### Records to process:
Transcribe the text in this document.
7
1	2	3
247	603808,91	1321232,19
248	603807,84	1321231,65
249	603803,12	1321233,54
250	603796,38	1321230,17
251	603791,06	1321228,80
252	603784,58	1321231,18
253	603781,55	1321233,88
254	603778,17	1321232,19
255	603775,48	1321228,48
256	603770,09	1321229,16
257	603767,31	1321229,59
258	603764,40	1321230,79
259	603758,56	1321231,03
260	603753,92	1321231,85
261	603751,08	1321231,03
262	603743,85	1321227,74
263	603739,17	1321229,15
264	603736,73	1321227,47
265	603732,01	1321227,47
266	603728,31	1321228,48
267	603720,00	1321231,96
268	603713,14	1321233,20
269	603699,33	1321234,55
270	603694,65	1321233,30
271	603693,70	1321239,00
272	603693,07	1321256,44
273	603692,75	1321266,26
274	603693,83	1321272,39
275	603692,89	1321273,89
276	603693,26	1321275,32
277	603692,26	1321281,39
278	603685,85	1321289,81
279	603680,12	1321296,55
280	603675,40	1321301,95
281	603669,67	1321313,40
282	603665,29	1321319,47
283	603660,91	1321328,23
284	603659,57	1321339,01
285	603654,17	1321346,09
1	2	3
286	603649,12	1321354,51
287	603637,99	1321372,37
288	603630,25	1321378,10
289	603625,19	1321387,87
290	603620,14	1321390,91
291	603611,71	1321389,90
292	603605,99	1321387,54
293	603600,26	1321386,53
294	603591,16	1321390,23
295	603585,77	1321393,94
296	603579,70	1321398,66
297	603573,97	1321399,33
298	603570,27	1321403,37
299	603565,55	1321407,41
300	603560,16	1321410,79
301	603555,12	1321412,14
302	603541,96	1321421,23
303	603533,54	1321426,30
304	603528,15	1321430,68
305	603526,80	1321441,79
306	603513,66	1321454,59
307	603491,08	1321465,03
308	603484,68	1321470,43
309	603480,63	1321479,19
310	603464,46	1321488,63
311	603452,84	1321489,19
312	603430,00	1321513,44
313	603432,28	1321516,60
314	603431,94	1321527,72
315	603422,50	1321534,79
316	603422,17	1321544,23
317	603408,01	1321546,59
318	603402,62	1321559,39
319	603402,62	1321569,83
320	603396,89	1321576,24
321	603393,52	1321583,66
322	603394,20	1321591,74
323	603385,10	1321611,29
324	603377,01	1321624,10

### Written task:
Return all of the entries exactly as written.

### Response below:
Transcribe the text in this document.
7
1	2	3
247	603808,91	1321232,19
248	603807,84	1321231,65
249	603803,12	1321233,54
250	603796,38	1321230,17
251	603791,06	1321228,80
252	603784,58	1321231,18
253	603781,55	1321233,88
254	603778,17	1321232,19
255	603775,48	1321228,48
256	603770,09	1321229,16
257	603767,31	1321229,59
258	603764,40	1321230,79
259	603758,56	1321231,03
260	603753,92	1321231,85
261	603751,08	1321231,03
262	603743,85	1321227,74
263	603739,17	1321229,15
264	603736,73	1321227,47
265	603732,01	1321227,47
266	603728,31	1321228,48
267	603720,00	1321231,96
268	603713,14	1321233,20
269	603699,33	1321234,55
270	603694,65	1321233,30
271	603693,70	1321239,00
272	603693,07	1321256,44
273	603692,75	1321266,26
274	603693,83	1321272,39
275	603692,89	1321273,89
276	603693,26	1321275,32
277	603692,26	1321281,39
278	603685,85	1321289,81
279	603680,12	1321296,55
280	603675,40	1321301,95
281	603669,67	1321313,40
282	603665,29	1321319,47
283	603660,91	1321328,23
284	603659,57	1321339,01
285	603654,17	1321346,09
1	2	3
286	603649,12	1321354,51
287	603637,99	1321372,37
288	603630,25	1321378,10
289	603625,19	1321387,87
290	603620,14	1321390,91
291	603611,71	1321389,90
292	603605,99	1321387,54
293	603600,26	1321386,53
294	603591,16	1321390,23
295	603585,77	1321393,94
296	603579,70	1321398,66
297	603573,97	1321399,33
298	603570,27	1321403,37
299	603565,55	1321407,41
300	603560,16	1321410,79
301	603555,12	1321412,14
302	603541,96	1321421,23
303	603533,54	1321426,30
304	603528,15	1321430,68
305	603526,80	1321441,79
306	603513,66	1321454,59
307	603491,08	1321465,03
308	603484,68	1321470,43
309	603480,63	1321479,19
310	603464,46	1321488,63
311	603452,84	1321489,19
312	603430,00	1321513,44
313	603432,28	1321516,60
314	603431,94	1321527,72
315	603422,50	1321534,79
316	603422,17	1321544,23
317	603408,01	1321546,59
318	603402,62	1321559,39
319	603402,62	1321569,83
320	603396,89	1321576,24
321	603393,52	1321583,66
322	603394,20	1321591,74
323	603385,10	1321611,29
324	603377,01	1321624,10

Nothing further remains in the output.